** Records to process **
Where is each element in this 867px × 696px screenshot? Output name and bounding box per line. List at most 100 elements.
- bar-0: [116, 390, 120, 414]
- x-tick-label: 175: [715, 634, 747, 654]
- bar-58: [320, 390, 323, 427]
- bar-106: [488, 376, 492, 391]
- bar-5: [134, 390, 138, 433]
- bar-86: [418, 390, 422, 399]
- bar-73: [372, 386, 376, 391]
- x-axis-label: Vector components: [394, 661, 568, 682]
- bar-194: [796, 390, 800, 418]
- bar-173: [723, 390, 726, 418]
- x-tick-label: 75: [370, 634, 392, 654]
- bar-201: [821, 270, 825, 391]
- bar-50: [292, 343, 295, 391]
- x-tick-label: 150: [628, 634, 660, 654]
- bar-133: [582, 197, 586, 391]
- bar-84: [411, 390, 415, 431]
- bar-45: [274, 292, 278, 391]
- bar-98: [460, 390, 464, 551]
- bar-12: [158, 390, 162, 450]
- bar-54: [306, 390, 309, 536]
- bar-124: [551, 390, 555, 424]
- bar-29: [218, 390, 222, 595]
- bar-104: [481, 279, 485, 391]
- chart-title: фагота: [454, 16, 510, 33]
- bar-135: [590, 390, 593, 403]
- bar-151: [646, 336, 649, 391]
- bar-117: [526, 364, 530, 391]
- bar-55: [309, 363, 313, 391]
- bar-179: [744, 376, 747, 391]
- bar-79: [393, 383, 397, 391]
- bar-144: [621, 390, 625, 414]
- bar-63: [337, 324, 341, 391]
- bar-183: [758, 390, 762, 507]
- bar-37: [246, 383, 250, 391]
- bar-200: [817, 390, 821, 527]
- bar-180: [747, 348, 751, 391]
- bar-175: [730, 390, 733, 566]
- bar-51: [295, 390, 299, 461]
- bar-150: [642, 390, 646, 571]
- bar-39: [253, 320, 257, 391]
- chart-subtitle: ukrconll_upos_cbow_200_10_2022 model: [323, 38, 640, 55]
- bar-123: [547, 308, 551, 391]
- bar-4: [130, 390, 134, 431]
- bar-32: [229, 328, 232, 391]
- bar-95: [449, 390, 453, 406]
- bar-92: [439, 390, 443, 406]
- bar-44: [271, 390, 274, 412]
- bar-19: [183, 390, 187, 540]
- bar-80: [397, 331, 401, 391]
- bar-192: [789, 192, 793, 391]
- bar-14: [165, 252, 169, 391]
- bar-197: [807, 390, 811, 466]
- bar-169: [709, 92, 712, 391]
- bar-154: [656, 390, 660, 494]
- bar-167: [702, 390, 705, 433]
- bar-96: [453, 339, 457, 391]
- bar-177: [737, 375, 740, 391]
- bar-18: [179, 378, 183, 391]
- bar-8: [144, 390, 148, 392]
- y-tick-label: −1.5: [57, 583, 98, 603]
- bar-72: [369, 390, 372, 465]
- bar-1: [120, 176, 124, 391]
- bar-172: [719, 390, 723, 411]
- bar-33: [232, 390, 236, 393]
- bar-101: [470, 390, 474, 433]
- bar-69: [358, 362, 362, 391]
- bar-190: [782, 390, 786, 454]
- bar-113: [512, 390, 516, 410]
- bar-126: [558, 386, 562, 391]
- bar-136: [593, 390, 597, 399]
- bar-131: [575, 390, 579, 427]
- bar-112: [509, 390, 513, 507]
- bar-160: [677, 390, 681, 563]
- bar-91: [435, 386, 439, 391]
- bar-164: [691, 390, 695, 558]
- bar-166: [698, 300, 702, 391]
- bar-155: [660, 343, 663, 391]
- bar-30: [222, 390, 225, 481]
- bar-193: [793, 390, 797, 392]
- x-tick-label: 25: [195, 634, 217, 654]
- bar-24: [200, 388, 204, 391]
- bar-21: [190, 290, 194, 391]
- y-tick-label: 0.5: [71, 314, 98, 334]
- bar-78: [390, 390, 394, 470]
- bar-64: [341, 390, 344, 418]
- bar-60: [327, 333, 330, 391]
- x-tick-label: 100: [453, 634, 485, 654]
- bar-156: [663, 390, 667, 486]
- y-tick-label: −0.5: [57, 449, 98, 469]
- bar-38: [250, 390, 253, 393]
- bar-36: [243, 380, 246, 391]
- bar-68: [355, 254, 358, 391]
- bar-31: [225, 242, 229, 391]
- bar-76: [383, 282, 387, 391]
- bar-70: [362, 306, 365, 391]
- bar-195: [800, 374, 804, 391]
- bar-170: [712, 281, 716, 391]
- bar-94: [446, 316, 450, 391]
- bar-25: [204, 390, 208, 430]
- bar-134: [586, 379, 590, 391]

** Requirements **
Please copy out every line of the record above, keeping each character unchanged.

** Answer **
Where is each element in this 867px × 696px screenshot? Output name and bounding box per line. List at most 100 elements.
- bar-0: [116, 390, 120, 414]
- x-tick-label: 175: [715, 634, 747, 654]
- bar-58: [320, 390, 323, 427]
- bar-106: [488, 376, 492, 391]
- bar-5: [134, 390, 138, 433]
- bar-86: [418, 390, 422, 399]
- bar-73: [372, 386, 376, 391]
- x-axis-label: Vector components: [394, 661, 568, 682]
- bar-194: [796, 390, 800, 418]
- bar-173: [723, 390, 726, 418]
- x-tick-label: 75: [370, 634, 392, 654]
- bar-201: [821, 270, 825, 391]
- bar-50: [292, 343, 295, 391]
- x-tick-label: 150: [628, 634, 660, 654]
- bar-133: [582, 197, 586, 391]
- bar-84: [411, 390, 415, 431]
- bar-45: [274, 292, 278, 391]
- bar-98: [460, 390, 464, 551]
- bar-12: [158, 390, 162, 450]
- bar-54: [306, 390, 309, 536]
- bar-124: [551, 390, 555, 424]
- bar-29: [218, 390, 222, 595]
- bar-104: [481, 279, 485, 391]
- chart-title: фагота: [454, 16, 510, 33]
- bar-135: [590, 390, 593, 403]
- bar-151: [646, 336, 649, 391]
- bar-117: [526, 364, 530, 391]
- bar-55: [309, 363, 313, 391]
- bar-179: [744, 376, 747, 391]
- bar-79: [393, 383, 397, 391]
- bar-144: [621, 390, 625, 414]
- bar-63: [337, 324, 341, 391]
- bar-183: [758, 390, 762, 507]
- bar-37: [246, 383, 250, 391]
- bar-200: [817, 390, 821, 527]
- bar-180: [747, 348, 751, 391]
- bar-175: [730, 390, 733, 566]
- bar-51: [295, 390, 299, 461]
- bar-150: [642, 390, 646, 571]
- bar-39: [253, 320, 257, 391]
- chart-subtitle: ukrconll_upos_cbow_200_10_2022 model: [323, 38, 640, 55]
- bar-123: [547, 308, 551, 391]
- bar-4: [130, 390, 134, 431]
- bar-32: [229, 328, 232, 391]
- bar-95: [449, 390, 453, 406]
- bar-92: [439, 390, 443, 406]
- bar-44: [271, 390, 274, 412]
- bar-19: [183, 390, 187, 540]
- bar-80: [397, 331, 401, 391]
- bar-192: [789, 192, 793, 391]
- bar-14: [165, 252, 169, 391]
- bar-197: [807, 390, 811, 466]
- bar-169: [709, 92, 712, 391]
- bar-154: [656, 390, 660, 494]
- bar-167: [702, 390, 705, 433]
- bar-96: [453, 339, 457, 391]
- bar-177: [737, 375, 740, 391]
- bar-18: [179, 378, 183, 391]
- bar-8: [144, 390, 148, 392]
- y-tick-label: −1.5: [57, 583, 98, 603]
- bar-72: [369, 390, 372, 465]
- bar-1: [120, 176, 124, 391]
- bar-172: [719, 390, 723, 411]
- bar-33: [232, 390, 236, 393]
- bar-101: [470, 390, 474, 433]
- bar-69: [358, 362, 362, 391]
- bar-190: [782, 390, 786, 454]
- bar-113: [512, 390, 516, 410]
- bar-126: [558, 386, 562, 391]
- bar-136: [593, 390, 597, 399]
- bar-131: [575, 390, 579, 427]
- bar-112: [509, 390, 513, 507]
- bar-160: [677, 390, 681, 563]
- bar-91: [435, 386, 439, 391]
- bar-164: [691, 390, 695, 558]
- bar-166: [698, 300, 702, 391]
- bar-155: [660, 343, 663, 391]
- bar-30: [222, 390, 225, 481]
- bar-193: [793, 390, 797, 392]
- x-tick-label: 25: [195, 634, 217, 654]
- bar-24: [200, 388, 204, 391]
- bar-21: [190, 290, 194, 391]
- y-tick-label: 0.5: [71, 314, 98, 334]
- bar-78: [390, 390, 394, 470]
- bar-64: [341, 390, 344, 418]
- bar-60: [327, 333, 330, 391]
- x-tick-label: 100: [453, 634, 485, 654]
- bar-156: [663, 390, 667, 486]
- y-tick-label: −0.5: [57, 449, 98, 469]
- bar-38: [250, 390, 253, 393]
- bar-36: [243, 380, 246, 391]
- bar-68: [355, 254, 358, 391]
- bar-31: [225, 242, 229, 391]
- bar-76: [383, 282, 387, 391]
- bar-70: [362, 306, 365, 391]
- bar-195: [800, 374, 804, 391]
- bar-170: [712, 281, 716, 391]
- bar-94: [446, 316, 450, 391]
- bar-25: [204, 390, 208, 430]
- bar-134: [586, 379, 590, 391]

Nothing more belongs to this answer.